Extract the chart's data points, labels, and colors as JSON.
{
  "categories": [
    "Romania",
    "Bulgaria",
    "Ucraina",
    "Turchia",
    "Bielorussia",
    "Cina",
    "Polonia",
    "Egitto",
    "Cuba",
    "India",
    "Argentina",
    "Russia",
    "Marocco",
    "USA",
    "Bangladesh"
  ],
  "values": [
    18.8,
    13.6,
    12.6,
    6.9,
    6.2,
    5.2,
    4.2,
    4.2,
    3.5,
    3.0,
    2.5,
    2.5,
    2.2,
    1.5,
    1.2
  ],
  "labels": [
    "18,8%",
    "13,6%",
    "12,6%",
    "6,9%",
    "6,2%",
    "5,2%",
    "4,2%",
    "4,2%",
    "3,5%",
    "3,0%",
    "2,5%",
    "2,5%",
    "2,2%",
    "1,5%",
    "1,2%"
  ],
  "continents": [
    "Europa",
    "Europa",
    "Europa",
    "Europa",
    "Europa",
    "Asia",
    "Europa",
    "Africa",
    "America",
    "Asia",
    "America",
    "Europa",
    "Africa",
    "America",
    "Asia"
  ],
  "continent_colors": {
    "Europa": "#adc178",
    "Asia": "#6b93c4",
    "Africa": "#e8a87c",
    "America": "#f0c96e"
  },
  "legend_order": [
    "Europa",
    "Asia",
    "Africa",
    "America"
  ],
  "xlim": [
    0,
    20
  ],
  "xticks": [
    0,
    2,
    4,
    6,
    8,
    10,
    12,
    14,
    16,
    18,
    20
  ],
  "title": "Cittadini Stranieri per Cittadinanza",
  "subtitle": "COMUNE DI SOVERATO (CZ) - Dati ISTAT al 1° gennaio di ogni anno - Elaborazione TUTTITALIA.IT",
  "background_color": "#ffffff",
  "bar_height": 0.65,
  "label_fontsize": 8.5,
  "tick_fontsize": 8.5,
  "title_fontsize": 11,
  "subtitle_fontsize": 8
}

◇ ◇ ◇ ◇ ◇ ◇ ◇

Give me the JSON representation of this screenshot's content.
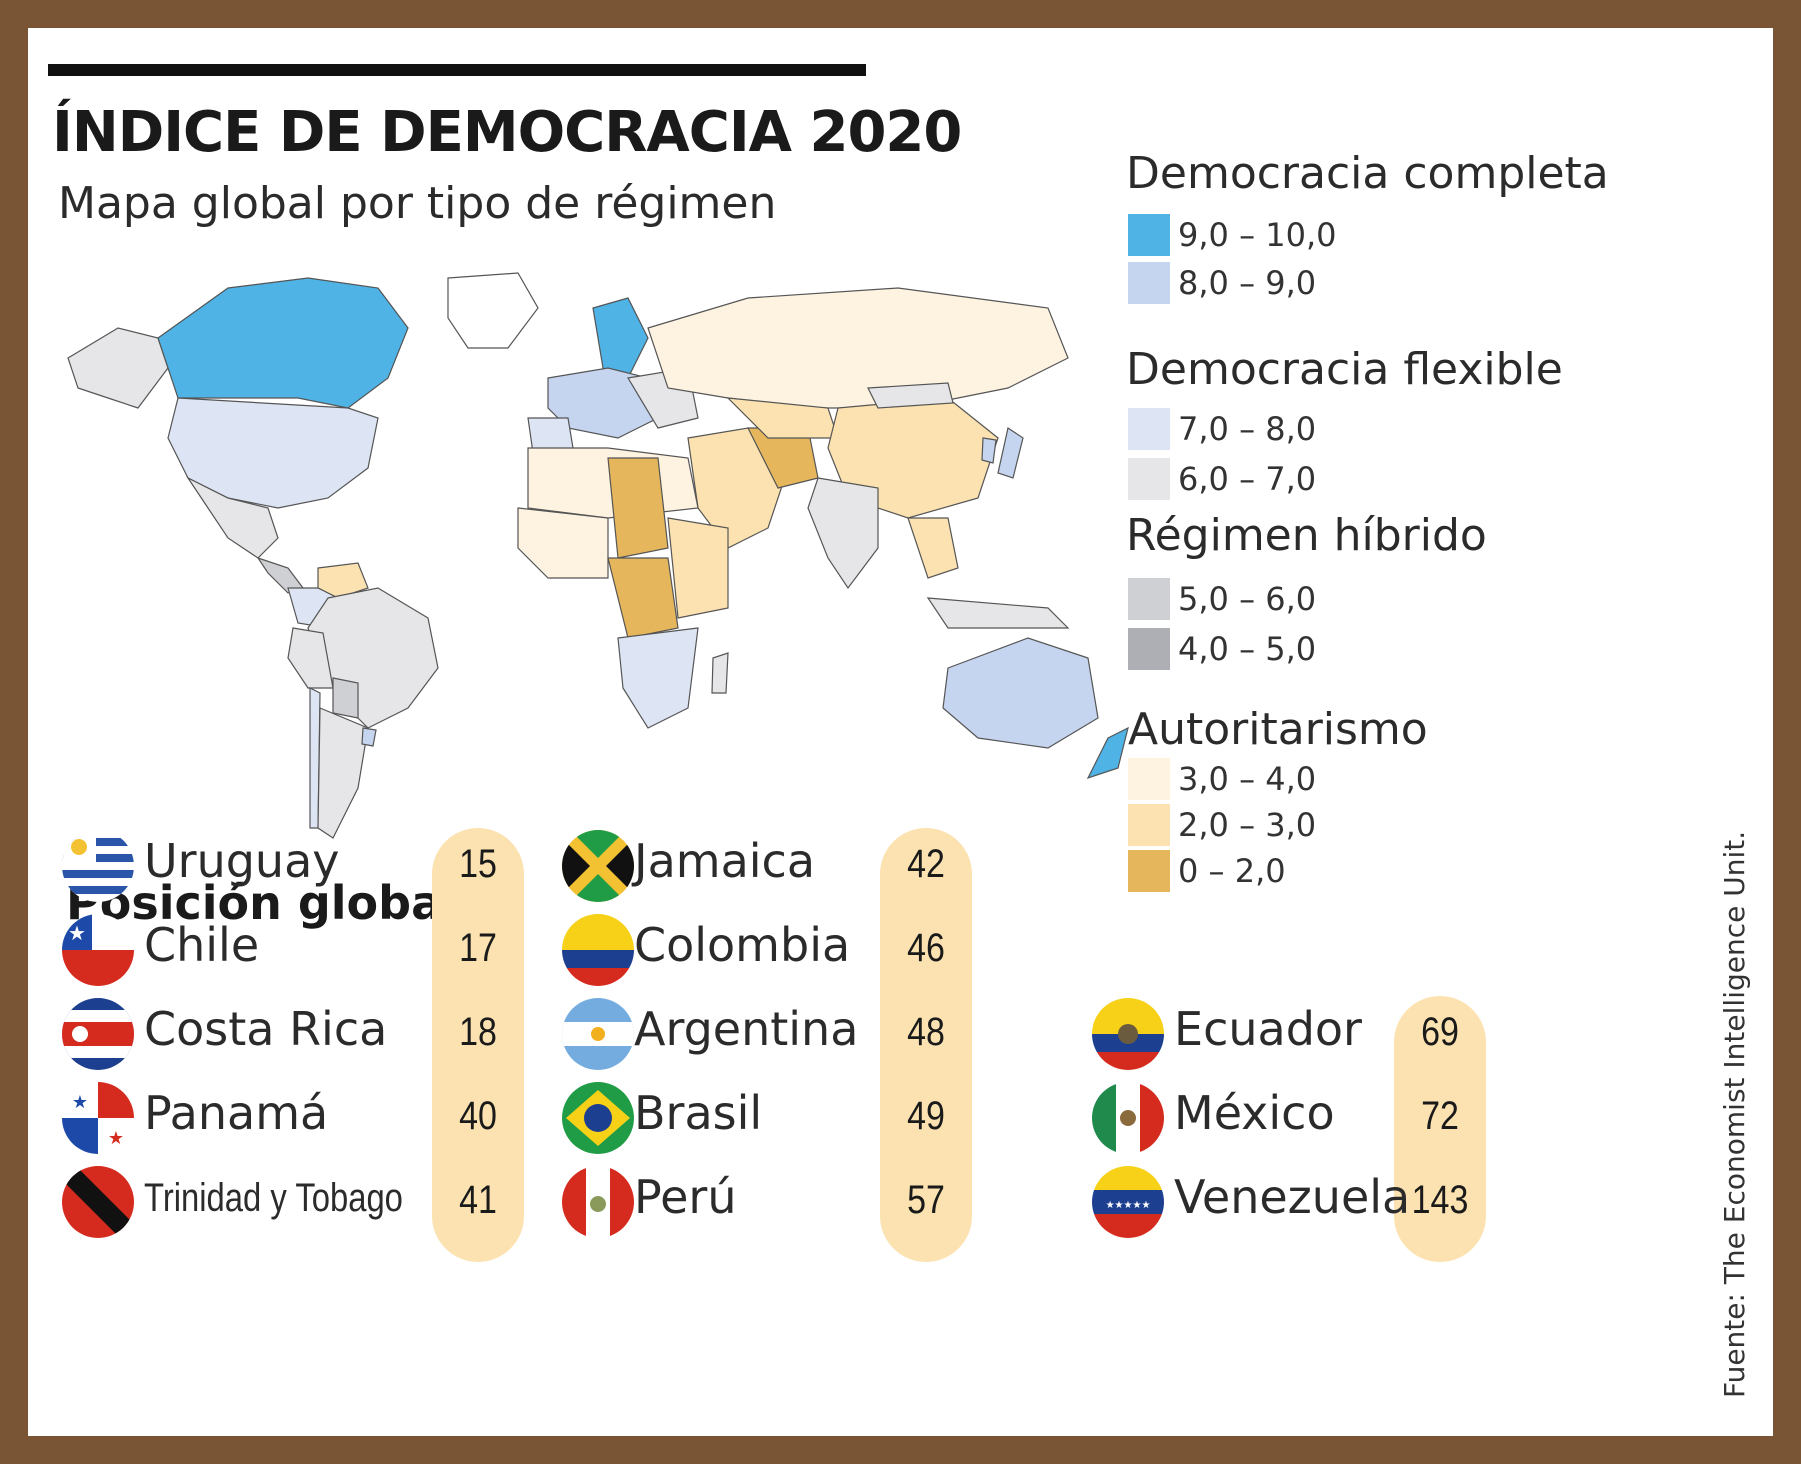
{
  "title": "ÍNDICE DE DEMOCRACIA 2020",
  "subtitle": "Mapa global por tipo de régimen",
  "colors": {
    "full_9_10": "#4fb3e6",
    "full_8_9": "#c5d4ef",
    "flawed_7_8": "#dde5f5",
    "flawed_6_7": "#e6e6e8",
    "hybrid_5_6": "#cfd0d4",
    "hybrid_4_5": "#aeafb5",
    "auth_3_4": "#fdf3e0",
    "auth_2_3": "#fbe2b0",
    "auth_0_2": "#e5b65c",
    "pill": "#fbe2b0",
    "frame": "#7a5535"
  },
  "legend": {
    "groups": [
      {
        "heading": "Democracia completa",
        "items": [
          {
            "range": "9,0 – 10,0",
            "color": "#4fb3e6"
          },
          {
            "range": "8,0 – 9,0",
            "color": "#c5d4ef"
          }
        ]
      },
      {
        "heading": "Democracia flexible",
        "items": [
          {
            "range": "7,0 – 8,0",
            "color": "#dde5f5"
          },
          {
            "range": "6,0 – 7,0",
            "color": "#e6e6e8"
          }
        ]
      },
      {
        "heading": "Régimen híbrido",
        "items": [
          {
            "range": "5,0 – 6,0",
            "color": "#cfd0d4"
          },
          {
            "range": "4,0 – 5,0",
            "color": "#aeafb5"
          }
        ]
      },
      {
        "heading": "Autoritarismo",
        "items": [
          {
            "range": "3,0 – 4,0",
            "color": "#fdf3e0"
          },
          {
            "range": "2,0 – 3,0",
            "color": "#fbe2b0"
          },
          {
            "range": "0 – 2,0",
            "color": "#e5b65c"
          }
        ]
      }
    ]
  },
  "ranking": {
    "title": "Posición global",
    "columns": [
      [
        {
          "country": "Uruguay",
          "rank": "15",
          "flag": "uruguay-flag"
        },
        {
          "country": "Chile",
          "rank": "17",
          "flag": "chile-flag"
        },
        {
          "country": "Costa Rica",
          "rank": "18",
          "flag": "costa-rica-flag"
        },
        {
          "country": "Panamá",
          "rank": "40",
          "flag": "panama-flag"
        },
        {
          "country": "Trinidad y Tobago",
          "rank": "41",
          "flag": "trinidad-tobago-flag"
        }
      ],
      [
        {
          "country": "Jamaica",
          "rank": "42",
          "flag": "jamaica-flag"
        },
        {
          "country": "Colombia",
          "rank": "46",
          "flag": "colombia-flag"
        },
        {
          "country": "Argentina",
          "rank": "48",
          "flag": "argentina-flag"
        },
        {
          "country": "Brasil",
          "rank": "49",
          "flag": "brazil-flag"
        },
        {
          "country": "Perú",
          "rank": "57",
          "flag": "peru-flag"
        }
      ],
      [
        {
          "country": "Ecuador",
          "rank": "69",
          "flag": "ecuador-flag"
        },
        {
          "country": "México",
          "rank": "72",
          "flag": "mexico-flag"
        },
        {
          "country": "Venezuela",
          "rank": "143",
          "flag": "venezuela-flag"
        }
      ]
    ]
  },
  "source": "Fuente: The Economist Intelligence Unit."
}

◇ ◇ ◇ ◇ ◇ ◇ ◇

AIM: Give nothing but the count of lines in the listing above that hold the string "labels".

FINAL RESULT: 2